▸ Exercise requirements
Type out the complete listing below word for word, without its pictures.

▸ Dataset rows
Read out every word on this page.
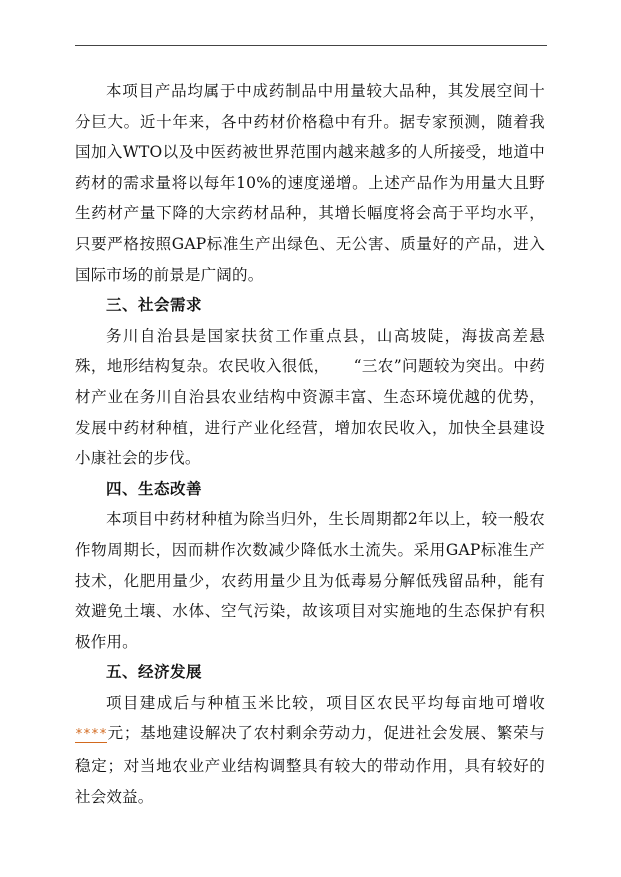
本项目产品均属于中成药制品中用量较大品种，其发展空间十分巨大。近十年来，各中药材价格稳中有升。据专家预测，随着我国加入WTO以及中医药被世界范围内越来越多的人所接受，地道中药材的需求量将以每年10%的速度递增。上述产品作为用量大且野生药材产量下降的大宗药材品种，其增长幅度将会高于平均水平，只要严格按照GAP标准生产出绿色、无公害、质量好的产品，进入国际市场的前景是广阔的。

三、社会需求

务川自治县是国家扶贫工作重点县，山高坡陡，海拔高差悬殊，地形结构复杂。农民收入很低，　　“三农”问题较为突出。中药材产业在务川自治县农业结构中资源丰富、生态环境优越的优势，发展中药材种植，进行产业化经营，增加农民收入，加快全县建设小康社会的步伐。

四、生态改善

本项目中药材种植为除当归外，生长周期都2年以上，较一般农作物周期长，因而耕作次数减少降低水土流失。采用GAP标准生产技术，化肥用量少，农药用量少且为低毒易分解低残留品种，能有效避免土壤、水体、空气污染，故该项目对实施地的生态保护有积极作用。

五、经济发展

项目建成后与种植玉米比较，项目区农民平均每亩地可增收****元；基地建设解决了农村剩余劳动力，促进社会发展、繁荣与稳定；对当地农业产业结构调整具有较大的带动作用，具有较好的社会效益。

▸ Response to the exercise
Read out every word on this page.
本项目产品均属于中成药制品中用量较大品种，其发展空间十分巨大。近十年来，各中药材价格稳中有升。据专家预测，随着我国加入WTO以及中医药被世界范围内越来越多的人所接受，地道中药材的需求量将以每年10%的速度递增。上述产品作为用量大且野生药材产量下降的大宗药材品种，其增长幅度将会高于平均水平，只要严格按照GAP标准生产出绿色、无公害、质量好的产品，进入国际市场的前景是广阔的。

三、社会需求

务川自治县是国家扶贫工作重点县，山高坡陡，海拔高差悬殊，地形结构复杂。农民收入很低，　　“三农”问题较为突出。中药材产业在务川自治县农业结构中资源丰富、生态环境优越的优势，发展中药材种植，进行产业化经营，增加农民收入，加快全县建设小康社会的步伐。

四、生态改善

本项目中药材种植为除当归外，生长周期都2年以上，较一般农作物周期长，因而耕作次数减少降低水土流失。采用GAP标准生产技术，化肥用量少，农药用量少且为低毒易分解低残留品种，能有效避免土壤、水体、空气污染，故该项目对实施地的生态保护有积极作用。

五、经济发展

项目建成后与种植玉米比较，项目区农民平均每亩地可增收****元；基地建设解决了农村剩余劳动力，促进社会发展、繁荣与稳定；对当地农业产业结构调整具有较大的带动作用，具有较好的社会效益。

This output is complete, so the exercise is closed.